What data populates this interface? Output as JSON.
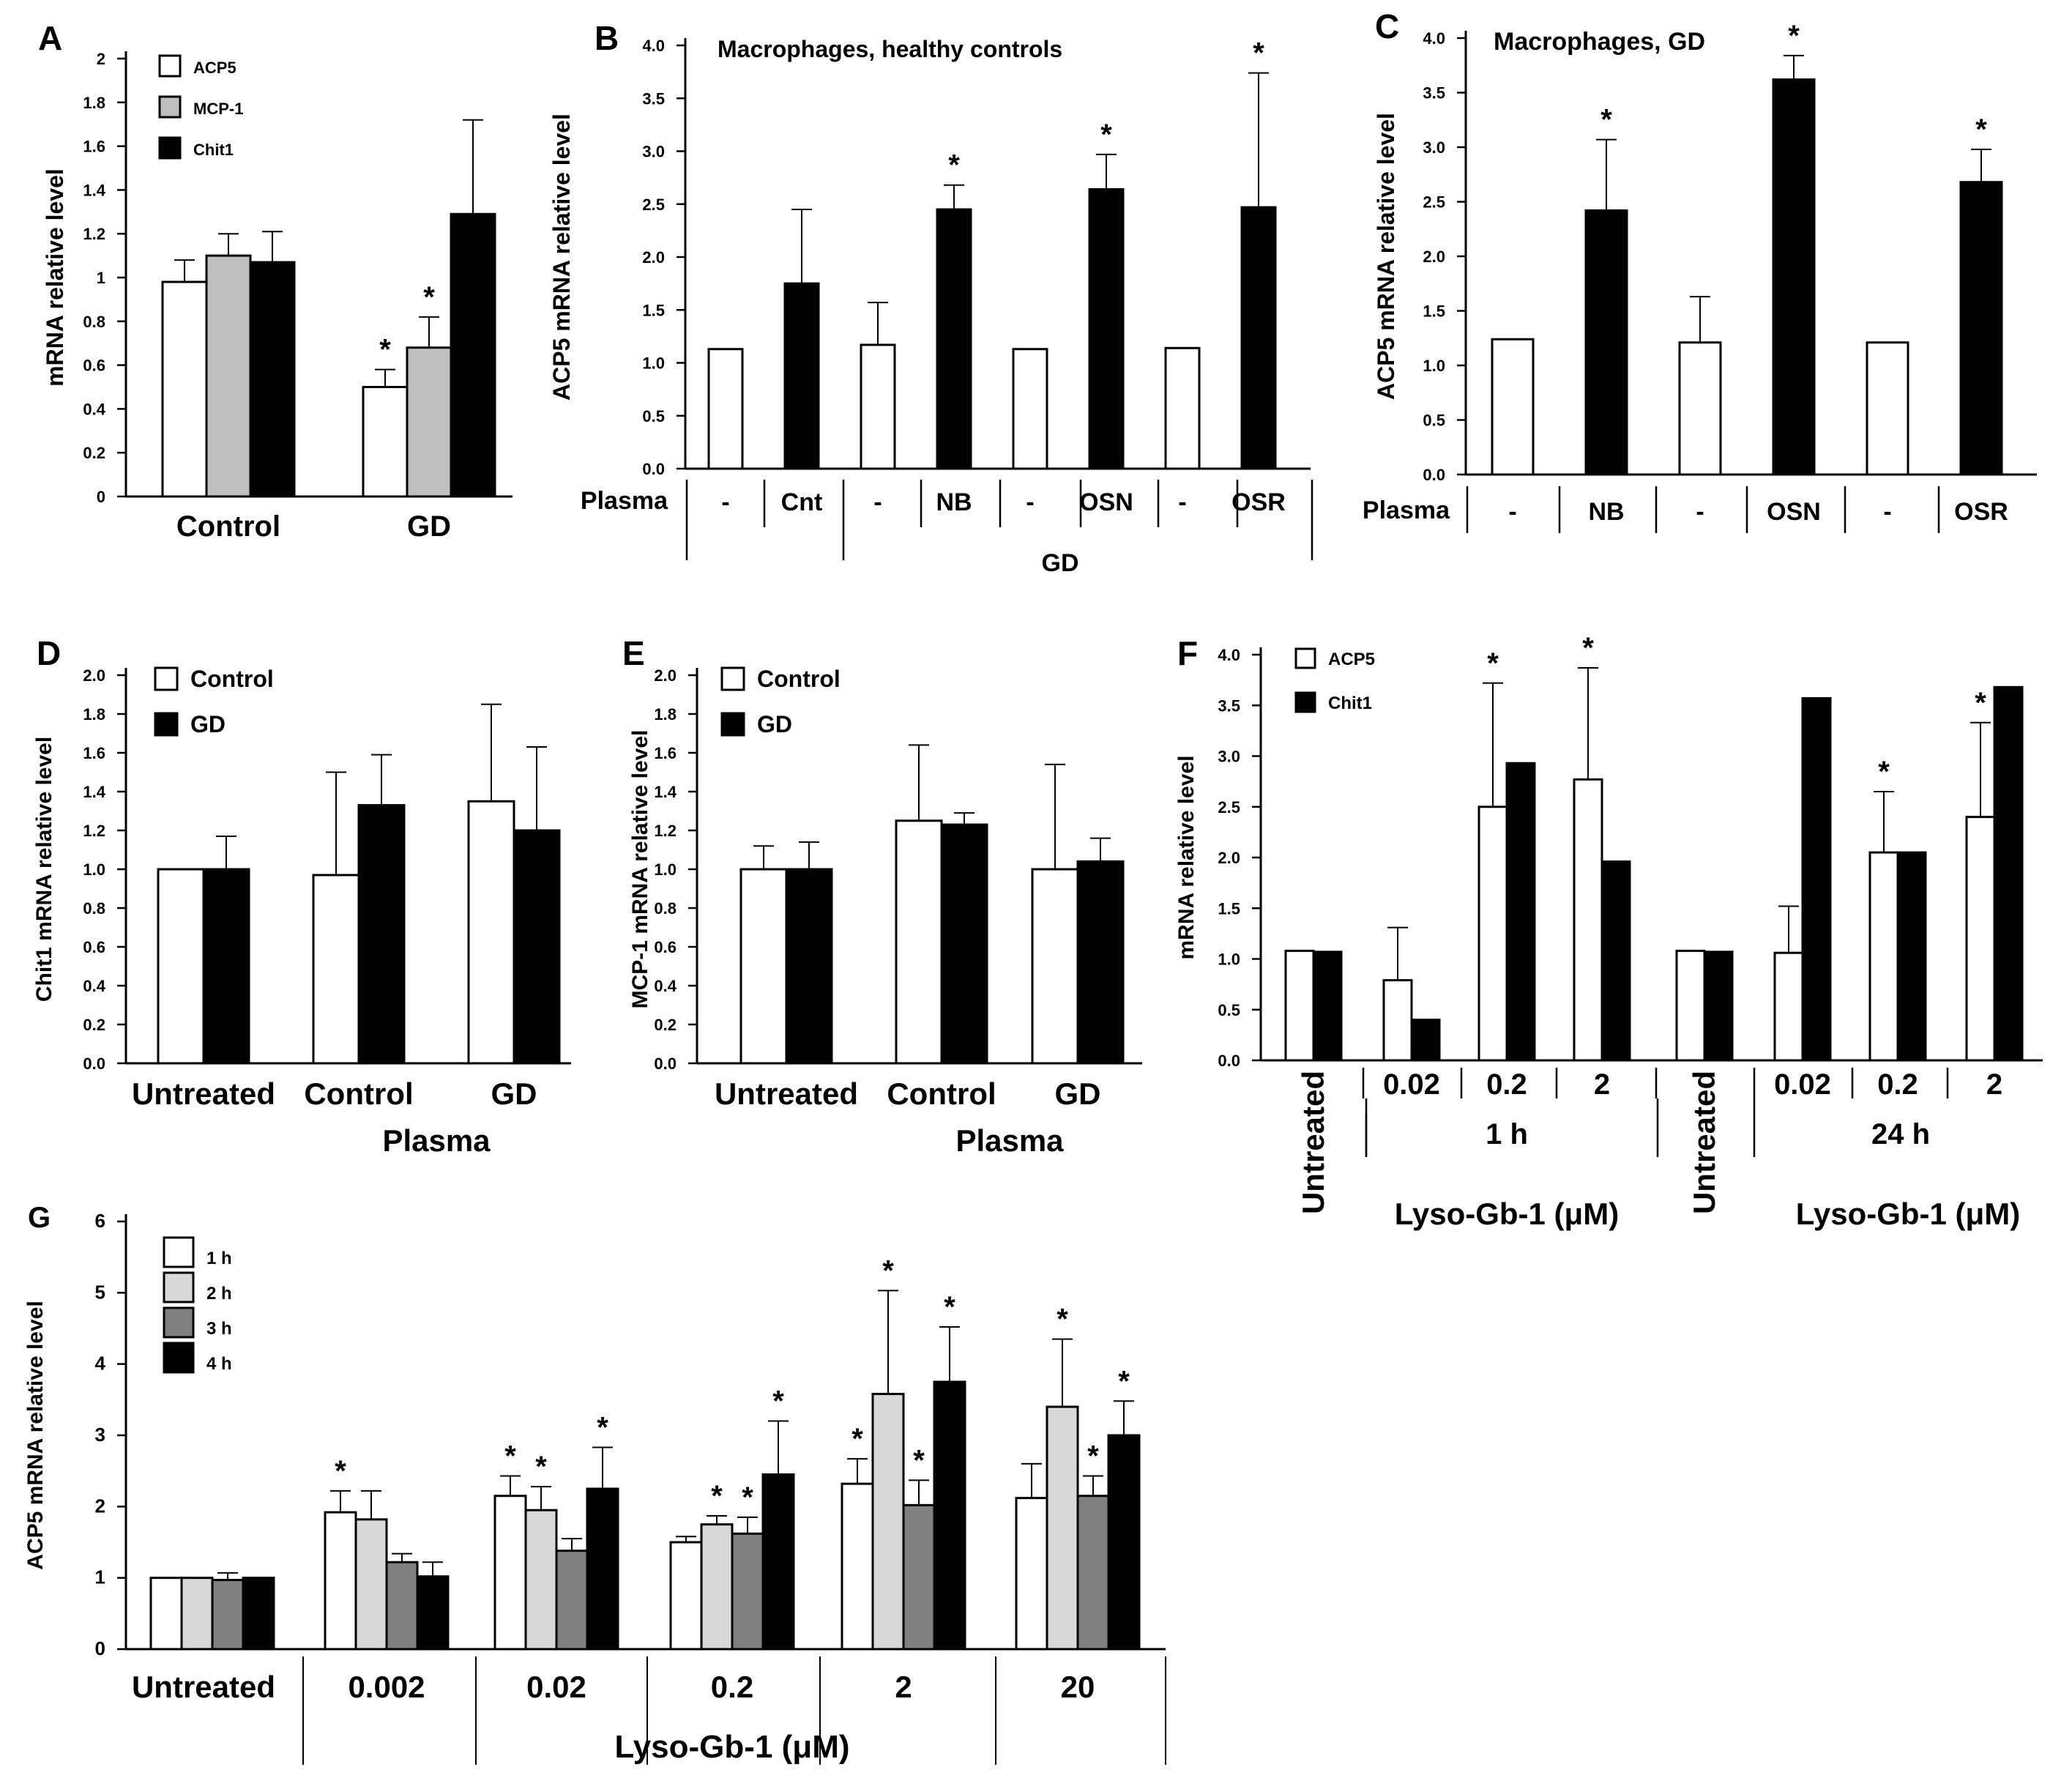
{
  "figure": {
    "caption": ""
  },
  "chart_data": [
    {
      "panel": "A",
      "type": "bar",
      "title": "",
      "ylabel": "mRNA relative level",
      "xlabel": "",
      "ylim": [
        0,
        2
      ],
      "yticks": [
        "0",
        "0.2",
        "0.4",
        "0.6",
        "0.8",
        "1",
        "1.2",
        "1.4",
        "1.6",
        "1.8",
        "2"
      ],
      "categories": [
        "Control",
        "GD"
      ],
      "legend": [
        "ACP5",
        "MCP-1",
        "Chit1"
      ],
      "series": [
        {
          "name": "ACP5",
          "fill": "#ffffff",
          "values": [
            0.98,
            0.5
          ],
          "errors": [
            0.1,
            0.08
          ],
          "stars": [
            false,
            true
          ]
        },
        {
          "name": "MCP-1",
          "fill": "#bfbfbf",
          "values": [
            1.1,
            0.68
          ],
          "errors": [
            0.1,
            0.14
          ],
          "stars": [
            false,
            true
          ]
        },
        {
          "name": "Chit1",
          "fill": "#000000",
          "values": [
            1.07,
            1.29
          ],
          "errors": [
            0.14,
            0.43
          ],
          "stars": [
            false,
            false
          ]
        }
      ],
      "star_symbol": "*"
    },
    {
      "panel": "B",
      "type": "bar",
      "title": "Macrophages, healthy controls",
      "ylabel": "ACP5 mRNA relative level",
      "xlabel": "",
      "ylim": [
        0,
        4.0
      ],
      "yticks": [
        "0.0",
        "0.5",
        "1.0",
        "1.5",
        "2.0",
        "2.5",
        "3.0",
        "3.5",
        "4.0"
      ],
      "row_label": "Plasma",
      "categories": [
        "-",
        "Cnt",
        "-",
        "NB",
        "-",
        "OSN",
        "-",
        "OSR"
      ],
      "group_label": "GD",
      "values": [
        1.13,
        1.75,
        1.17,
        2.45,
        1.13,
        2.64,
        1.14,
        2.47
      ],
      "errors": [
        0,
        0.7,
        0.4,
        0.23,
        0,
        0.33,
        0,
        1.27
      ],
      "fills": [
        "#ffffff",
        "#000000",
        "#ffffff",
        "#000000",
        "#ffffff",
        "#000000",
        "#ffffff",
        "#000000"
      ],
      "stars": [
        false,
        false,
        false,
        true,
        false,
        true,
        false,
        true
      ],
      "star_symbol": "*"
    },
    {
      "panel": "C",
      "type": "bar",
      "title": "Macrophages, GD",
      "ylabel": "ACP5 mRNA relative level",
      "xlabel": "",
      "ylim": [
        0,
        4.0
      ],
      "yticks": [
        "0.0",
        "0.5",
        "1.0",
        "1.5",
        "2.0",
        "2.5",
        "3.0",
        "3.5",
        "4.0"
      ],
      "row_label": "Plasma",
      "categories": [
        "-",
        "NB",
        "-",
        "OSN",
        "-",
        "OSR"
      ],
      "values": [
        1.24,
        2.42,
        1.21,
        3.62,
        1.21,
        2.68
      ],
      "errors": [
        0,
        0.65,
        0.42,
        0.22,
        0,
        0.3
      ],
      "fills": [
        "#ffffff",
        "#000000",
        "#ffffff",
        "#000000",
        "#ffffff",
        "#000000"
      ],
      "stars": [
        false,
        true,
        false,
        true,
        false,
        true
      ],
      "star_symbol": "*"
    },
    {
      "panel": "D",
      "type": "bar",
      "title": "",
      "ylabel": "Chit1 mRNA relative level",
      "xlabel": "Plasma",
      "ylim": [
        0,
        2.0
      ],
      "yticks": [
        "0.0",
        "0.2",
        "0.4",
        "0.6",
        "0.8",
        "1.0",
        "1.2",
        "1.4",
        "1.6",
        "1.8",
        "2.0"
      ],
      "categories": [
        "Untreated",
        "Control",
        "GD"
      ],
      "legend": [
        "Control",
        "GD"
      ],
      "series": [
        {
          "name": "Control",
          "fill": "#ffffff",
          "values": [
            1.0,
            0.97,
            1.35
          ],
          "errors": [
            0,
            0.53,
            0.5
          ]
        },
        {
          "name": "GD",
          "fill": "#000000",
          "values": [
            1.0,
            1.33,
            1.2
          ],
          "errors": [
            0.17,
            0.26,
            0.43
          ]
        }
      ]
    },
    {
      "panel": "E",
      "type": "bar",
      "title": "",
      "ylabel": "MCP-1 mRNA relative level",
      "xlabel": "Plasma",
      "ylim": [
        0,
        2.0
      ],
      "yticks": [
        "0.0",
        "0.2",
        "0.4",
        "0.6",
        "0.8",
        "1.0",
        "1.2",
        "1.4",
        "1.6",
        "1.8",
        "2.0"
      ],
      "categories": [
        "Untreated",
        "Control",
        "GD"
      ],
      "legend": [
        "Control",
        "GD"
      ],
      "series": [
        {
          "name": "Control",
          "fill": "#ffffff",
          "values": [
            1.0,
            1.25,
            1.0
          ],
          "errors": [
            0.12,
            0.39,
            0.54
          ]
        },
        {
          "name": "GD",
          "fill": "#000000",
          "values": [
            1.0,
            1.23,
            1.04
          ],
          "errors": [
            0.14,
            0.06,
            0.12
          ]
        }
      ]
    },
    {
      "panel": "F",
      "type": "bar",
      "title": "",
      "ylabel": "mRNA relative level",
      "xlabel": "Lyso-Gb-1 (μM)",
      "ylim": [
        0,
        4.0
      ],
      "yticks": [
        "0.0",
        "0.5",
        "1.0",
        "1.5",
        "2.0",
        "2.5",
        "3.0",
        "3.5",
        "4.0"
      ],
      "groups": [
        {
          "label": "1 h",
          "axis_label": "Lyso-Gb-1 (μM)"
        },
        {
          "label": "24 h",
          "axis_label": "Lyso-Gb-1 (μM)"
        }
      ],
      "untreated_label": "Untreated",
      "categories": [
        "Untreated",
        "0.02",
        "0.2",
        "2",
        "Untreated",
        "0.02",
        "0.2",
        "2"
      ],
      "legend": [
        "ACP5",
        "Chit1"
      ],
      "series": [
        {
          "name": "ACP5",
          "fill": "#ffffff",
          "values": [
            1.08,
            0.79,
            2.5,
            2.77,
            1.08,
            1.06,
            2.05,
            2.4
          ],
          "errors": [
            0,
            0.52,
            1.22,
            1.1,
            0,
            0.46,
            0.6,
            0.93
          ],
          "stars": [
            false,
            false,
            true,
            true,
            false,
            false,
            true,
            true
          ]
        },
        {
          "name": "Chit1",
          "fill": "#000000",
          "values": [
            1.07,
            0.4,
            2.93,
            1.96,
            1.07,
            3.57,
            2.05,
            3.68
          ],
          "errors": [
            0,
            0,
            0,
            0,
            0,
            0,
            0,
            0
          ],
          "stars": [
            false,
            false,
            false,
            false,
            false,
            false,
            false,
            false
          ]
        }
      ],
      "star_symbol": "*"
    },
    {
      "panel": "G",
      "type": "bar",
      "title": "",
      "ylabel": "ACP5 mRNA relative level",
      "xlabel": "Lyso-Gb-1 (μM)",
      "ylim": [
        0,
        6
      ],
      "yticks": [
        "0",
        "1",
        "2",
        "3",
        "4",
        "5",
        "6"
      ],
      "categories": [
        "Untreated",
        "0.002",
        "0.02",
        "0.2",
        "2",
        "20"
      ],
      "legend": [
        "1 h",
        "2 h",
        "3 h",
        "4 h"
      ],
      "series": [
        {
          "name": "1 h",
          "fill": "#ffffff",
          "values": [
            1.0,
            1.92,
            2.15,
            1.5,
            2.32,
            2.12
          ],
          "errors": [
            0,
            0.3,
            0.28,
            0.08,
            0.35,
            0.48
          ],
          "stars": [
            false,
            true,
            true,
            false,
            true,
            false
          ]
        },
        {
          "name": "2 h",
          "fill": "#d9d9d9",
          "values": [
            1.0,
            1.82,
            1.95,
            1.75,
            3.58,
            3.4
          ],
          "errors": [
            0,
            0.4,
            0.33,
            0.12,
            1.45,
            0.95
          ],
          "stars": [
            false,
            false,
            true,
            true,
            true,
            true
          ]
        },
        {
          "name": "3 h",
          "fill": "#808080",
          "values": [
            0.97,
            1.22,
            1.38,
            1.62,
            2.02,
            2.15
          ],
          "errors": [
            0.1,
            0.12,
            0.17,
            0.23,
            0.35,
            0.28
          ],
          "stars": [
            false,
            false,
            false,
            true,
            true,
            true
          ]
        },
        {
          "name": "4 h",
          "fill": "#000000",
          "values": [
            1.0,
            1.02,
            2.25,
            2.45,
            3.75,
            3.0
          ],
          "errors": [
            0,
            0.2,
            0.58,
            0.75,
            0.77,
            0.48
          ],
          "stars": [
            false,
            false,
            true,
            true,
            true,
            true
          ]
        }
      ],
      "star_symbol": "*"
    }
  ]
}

----------------------------------------

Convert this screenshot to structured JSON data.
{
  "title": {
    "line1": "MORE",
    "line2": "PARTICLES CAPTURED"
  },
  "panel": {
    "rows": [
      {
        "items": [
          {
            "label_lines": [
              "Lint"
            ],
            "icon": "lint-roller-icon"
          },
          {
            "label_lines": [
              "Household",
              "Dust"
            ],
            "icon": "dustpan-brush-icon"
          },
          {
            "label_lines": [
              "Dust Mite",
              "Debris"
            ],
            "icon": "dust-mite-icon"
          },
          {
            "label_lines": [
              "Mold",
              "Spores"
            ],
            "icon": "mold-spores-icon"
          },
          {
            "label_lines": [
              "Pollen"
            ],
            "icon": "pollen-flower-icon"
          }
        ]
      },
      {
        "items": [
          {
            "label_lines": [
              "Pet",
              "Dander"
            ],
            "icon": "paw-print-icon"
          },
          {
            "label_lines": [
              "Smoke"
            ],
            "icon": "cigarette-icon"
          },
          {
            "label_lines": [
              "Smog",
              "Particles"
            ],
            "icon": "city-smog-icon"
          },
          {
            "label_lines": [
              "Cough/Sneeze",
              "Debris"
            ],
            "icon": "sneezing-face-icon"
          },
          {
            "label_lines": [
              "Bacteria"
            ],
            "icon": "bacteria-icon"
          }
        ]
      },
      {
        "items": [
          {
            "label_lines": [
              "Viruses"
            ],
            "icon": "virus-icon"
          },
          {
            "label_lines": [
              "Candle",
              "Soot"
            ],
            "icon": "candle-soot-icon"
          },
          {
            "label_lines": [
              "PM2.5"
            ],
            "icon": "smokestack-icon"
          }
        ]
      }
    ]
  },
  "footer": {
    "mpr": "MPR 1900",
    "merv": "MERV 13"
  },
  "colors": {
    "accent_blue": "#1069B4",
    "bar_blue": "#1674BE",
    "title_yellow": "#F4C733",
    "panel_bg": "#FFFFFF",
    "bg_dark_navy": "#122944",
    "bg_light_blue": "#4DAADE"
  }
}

----------------------------------------

◆ ASSIGNMENT: Filter the data down to the lines that contain the string "this", and copy them.

◆ RESPONSE:
What data populates this interface? Output as JSON.
Convert this screenshot to structured JSON data.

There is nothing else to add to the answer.